Exercise directions: Review the listing and copy each line that holds the word "What".

----------------

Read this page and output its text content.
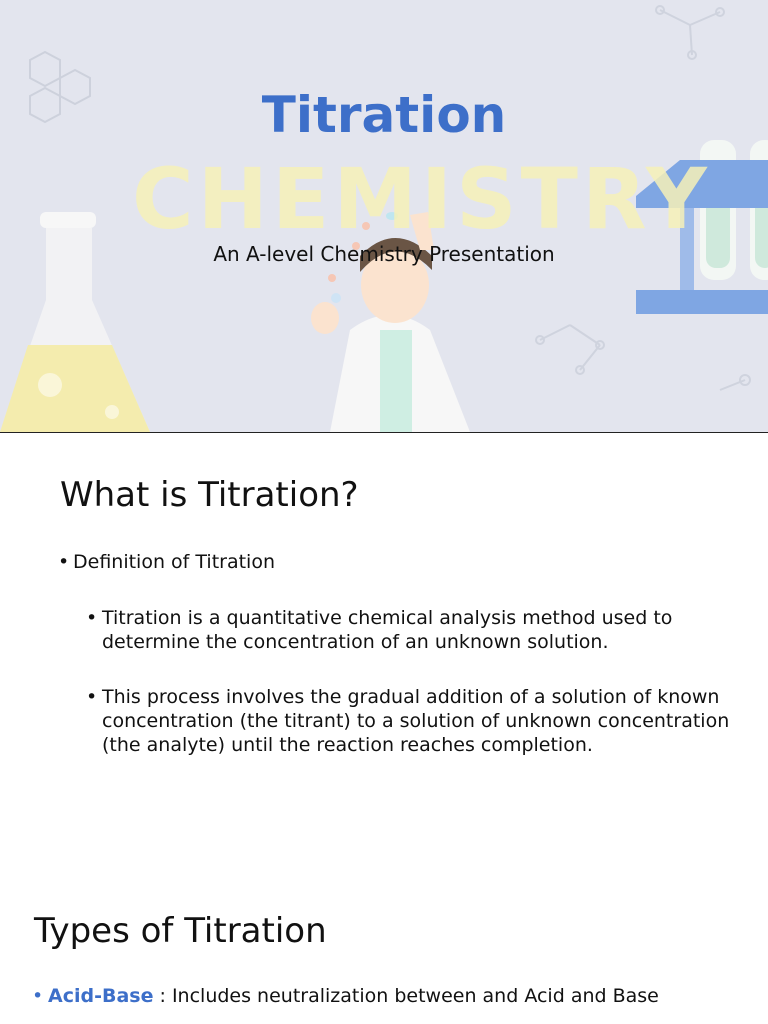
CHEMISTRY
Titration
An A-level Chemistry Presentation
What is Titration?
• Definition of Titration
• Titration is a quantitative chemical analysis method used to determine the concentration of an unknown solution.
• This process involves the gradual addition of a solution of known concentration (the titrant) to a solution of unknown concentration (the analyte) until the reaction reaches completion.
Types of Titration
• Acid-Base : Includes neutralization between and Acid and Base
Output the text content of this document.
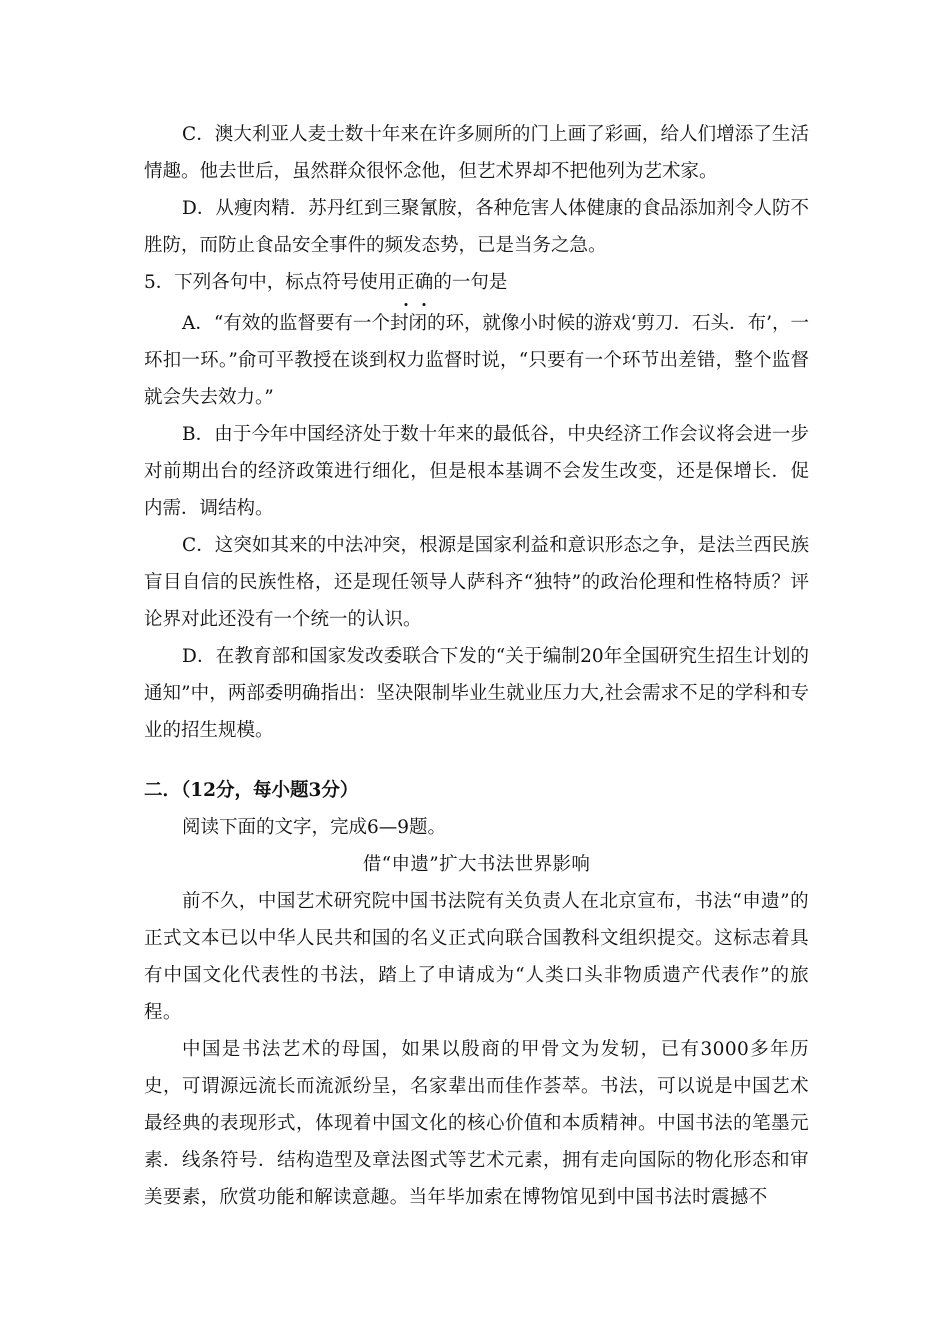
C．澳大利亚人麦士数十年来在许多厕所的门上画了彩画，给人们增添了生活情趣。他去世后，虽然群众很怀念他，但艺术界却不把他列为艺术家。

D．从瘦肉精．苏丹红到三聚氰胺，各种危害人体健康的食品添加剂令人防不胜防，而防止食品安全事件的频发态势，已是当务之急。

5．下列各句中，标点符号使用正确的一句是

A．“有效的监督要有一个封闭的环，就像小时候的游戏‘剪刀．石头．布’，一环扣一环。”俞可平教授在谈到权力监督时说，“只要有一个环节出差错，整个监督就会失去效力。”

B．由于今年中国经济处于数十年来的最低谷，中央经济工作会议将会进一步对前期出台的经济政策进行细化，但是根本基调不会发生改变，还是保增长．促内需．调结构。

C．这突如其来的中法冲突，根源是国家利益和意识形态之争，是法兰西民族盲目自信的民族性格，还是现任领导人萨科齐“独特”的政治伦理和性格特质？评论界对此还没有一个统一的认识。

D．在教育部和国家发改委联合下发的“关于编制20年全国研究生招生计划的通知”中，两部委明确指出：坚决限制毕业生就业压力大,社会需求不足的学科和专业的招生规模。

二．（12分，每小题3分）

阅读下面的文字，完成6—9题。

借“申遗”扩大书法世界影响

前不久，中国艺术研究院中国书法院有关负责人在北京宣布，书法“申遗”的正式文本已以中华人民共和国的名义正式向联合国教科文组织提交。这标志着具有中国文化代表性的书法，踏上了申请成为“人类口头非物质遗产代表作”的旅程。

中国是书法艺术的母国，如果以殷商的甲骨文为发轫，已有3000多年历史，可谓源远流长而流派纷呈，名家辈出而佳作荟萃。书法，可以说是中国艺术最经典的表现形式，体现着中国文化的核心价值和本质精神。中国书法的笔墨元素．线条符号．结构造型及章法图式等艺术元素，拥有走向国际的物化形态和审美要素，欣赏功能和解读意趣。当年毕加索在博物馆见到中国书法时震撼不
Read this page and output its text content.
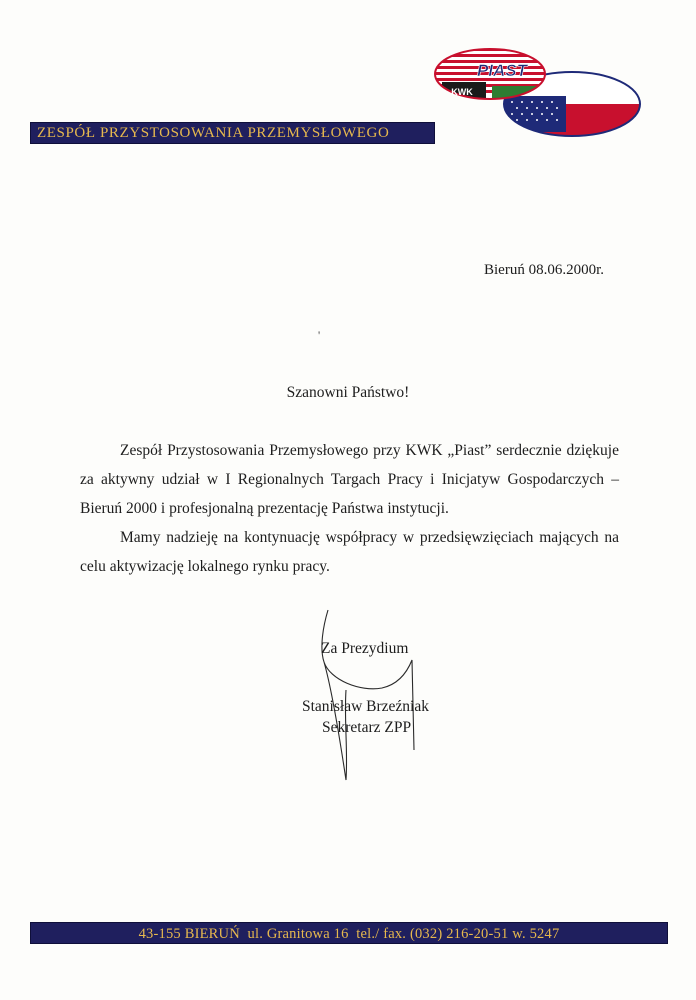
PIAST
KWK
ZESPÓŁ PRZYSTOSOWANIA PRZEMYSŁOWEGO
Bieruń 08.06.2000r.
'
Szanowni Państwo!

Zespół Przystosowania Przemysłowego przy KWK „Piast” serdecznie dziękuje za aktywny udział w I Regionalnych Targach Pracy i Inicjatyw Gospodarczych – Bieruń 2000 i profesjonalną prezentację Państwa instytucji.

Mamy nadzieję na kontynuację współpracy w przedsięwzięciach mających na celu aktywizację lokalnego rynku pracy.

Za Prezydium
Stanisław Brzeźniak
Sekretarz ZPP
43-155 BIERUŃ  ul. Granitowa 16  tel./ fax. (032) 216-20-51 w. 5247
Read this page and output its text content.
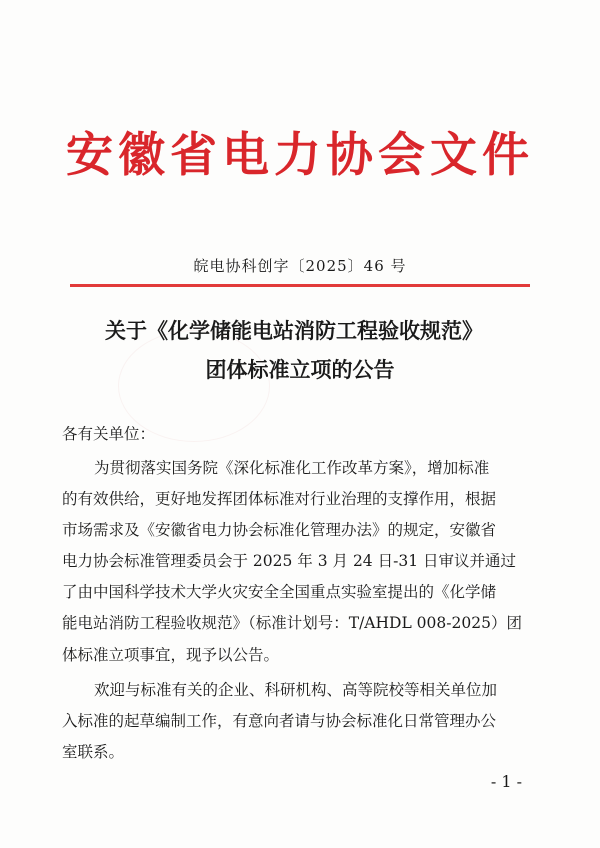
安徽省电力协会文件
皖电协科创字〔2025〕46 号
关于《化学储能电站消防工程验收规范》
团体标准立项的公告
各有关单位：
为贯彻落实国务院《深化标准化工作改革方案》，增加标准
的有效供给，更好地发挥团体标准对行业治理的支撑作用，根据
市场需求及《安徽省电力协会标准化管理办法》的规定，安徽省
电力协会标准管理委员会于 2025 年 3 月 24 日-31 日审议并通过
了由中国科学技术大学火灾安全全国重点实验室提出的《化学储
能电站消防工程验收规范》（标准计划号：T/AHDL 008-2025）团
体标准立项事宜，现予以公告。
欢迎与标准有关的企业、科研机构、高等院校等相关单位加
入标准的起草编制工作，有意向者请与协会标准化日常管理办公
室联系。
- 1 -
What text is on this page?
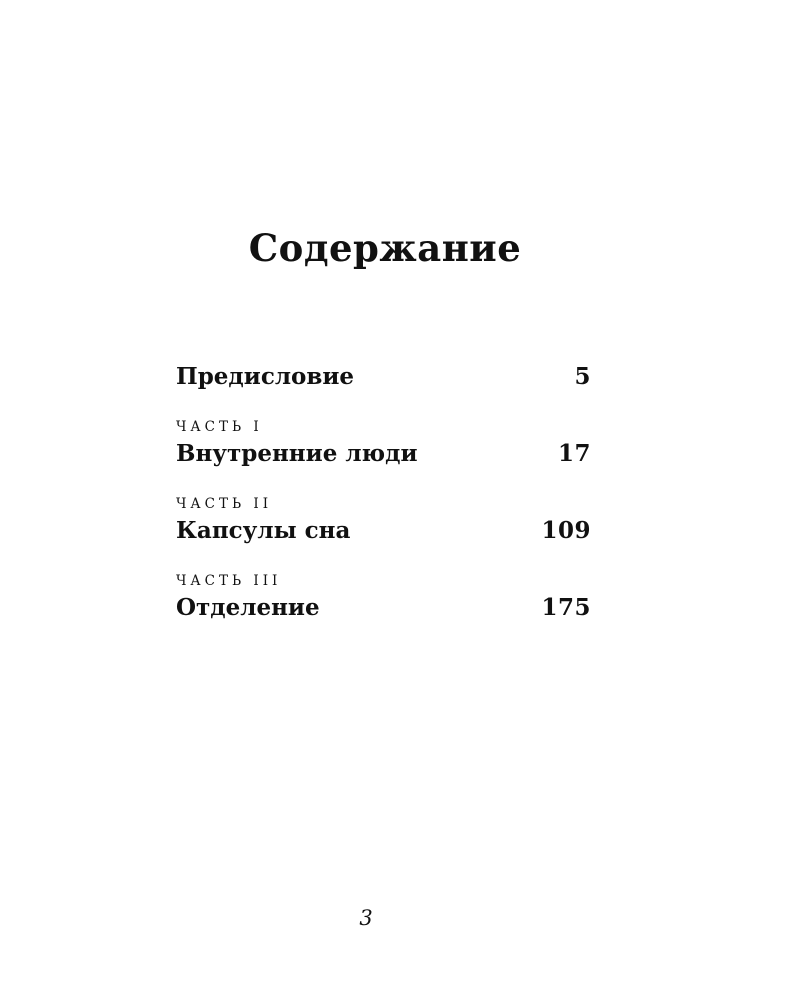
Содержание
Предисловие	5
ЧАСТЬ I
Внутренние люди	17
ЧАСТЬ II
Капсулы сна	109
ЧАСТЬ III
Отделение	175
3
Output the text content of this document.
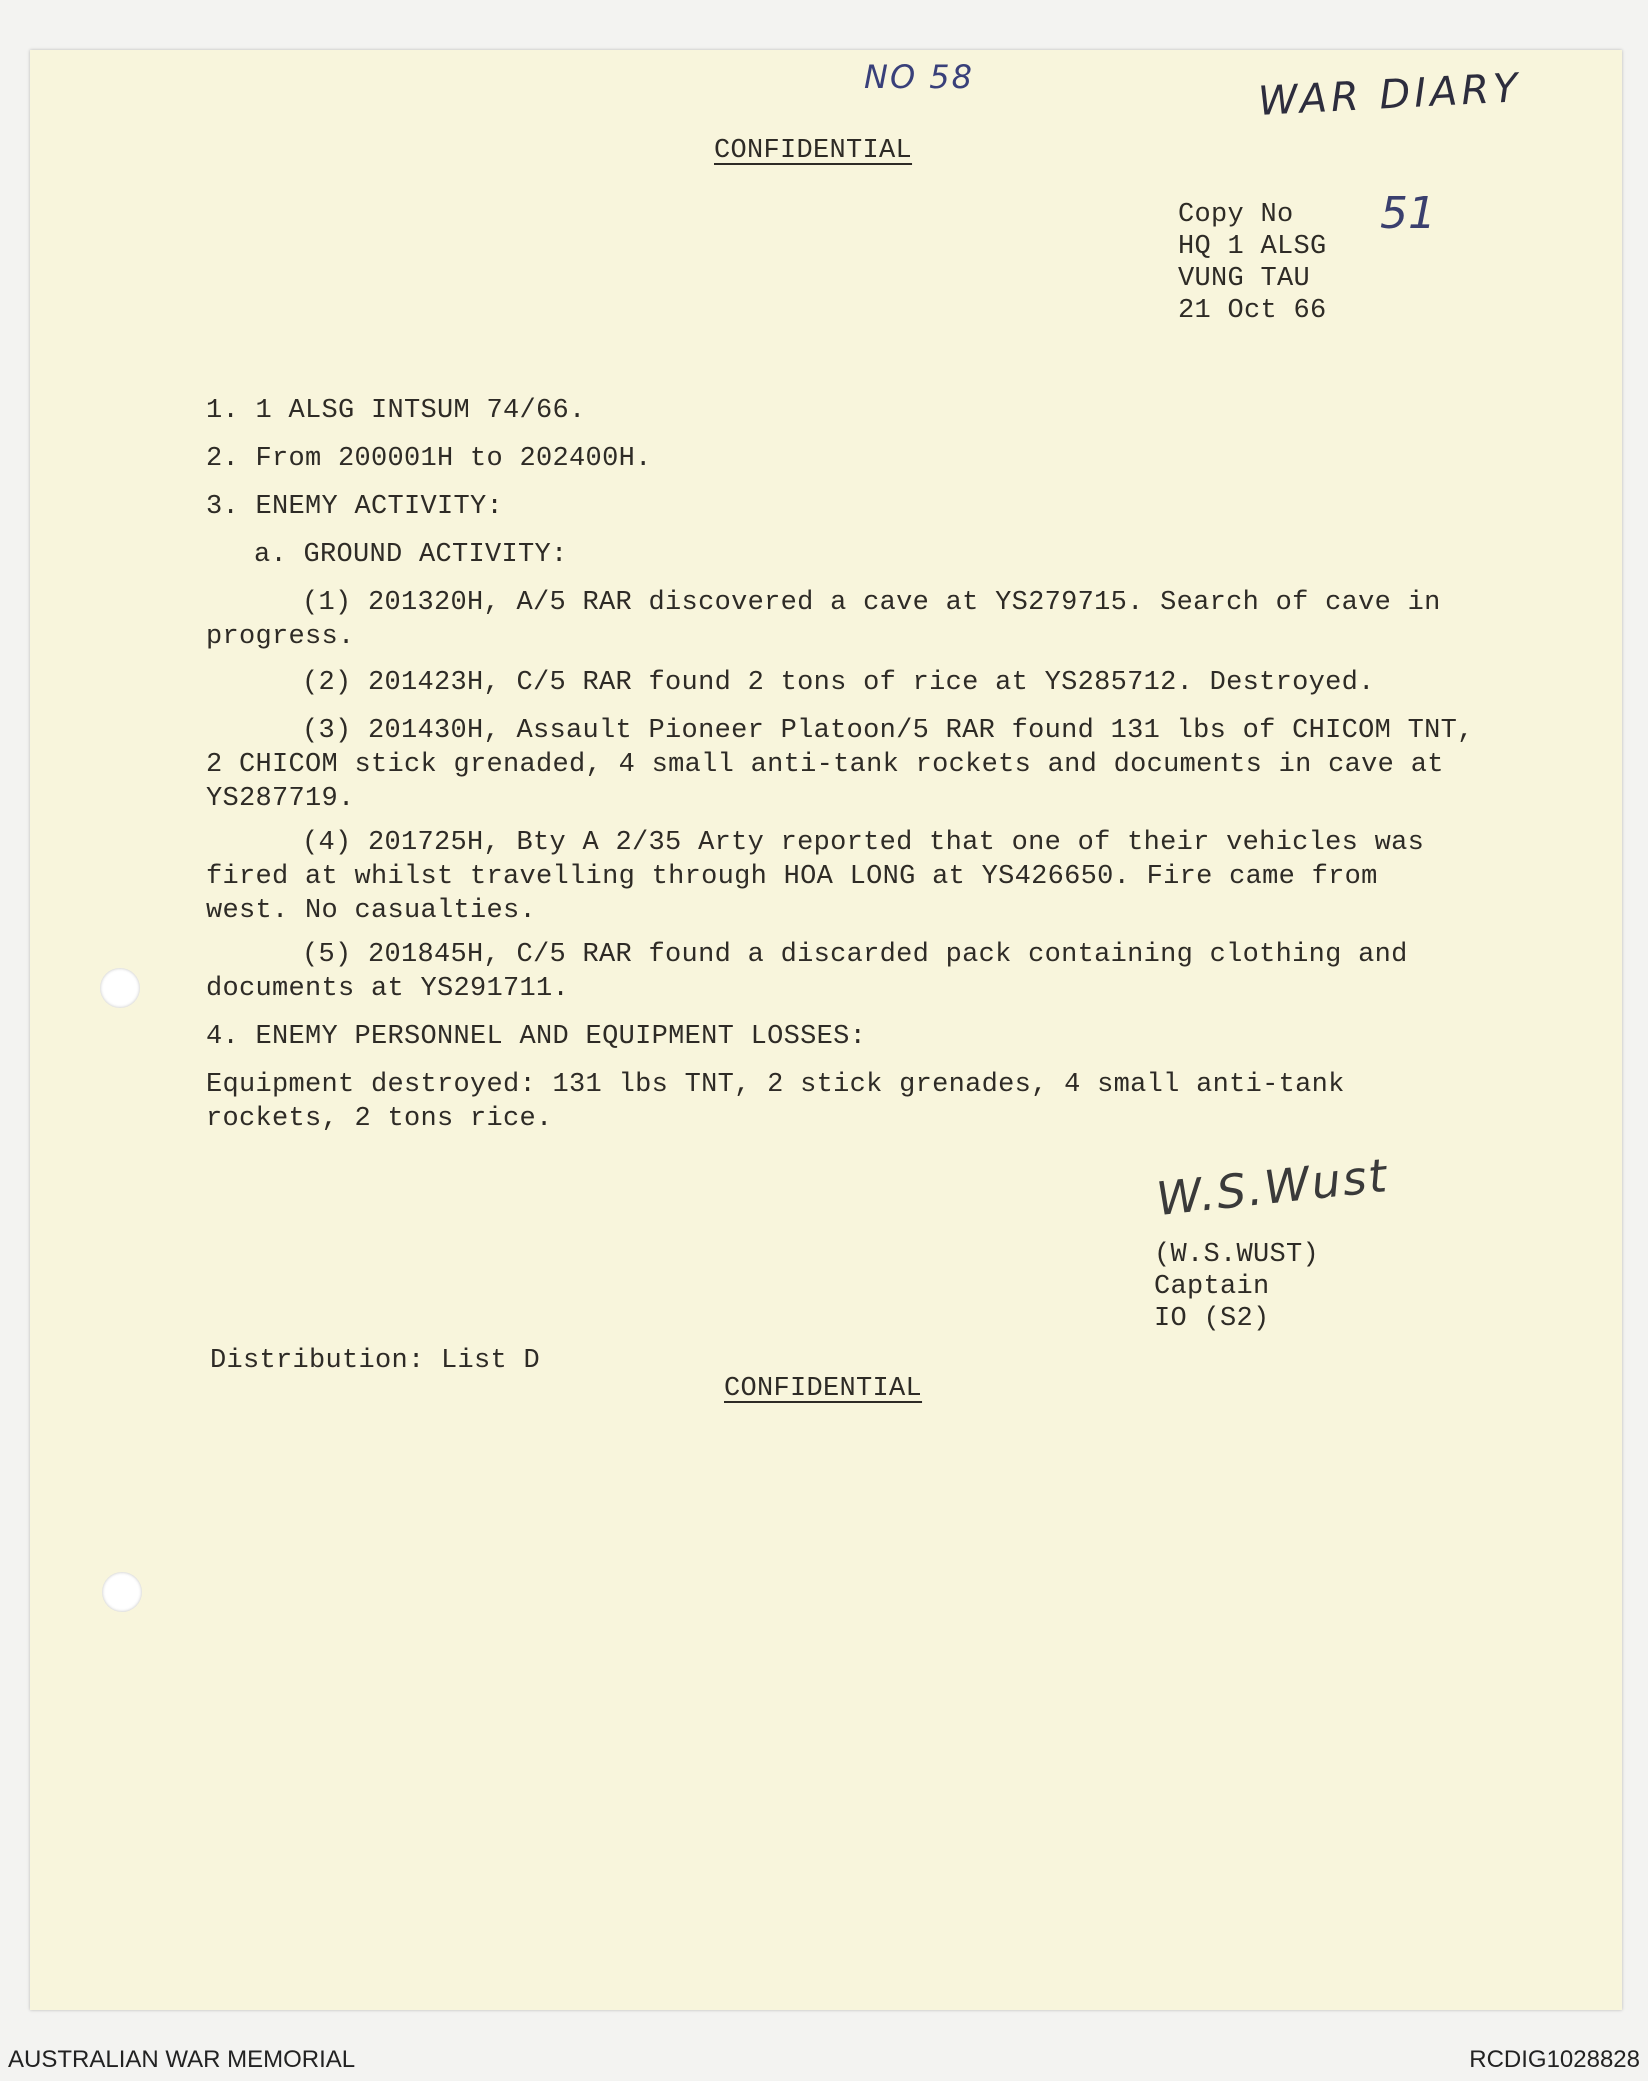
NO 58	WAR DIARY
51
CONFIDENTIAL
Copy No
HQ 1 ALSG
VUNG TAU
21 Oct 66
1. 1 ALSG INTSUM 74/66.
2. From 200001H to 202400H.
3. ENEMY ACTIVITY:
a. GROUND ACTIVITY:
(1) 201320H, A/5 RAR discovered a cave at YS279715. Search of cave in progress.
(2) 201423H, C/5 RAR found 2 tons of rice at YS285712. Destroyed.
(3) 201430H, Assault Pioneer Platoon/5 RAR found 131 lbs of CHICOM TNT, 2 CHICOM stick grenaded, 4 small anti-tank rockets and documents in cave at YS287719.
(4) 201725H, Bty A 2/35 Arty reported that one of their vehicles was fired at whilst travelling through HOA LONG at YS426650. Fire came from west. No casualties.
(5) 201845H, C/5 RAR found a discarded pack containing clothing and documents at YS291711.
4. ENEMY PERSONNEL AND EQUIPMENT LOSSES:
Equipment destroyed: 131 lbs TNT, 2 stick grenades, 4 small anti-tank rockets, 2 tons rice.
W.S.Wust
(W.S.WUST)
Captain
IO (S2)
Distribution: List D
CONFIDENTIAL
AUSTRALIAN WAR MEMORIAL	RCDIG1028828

----------------

Response to the exercise:
What is Titration?
What text is on this page?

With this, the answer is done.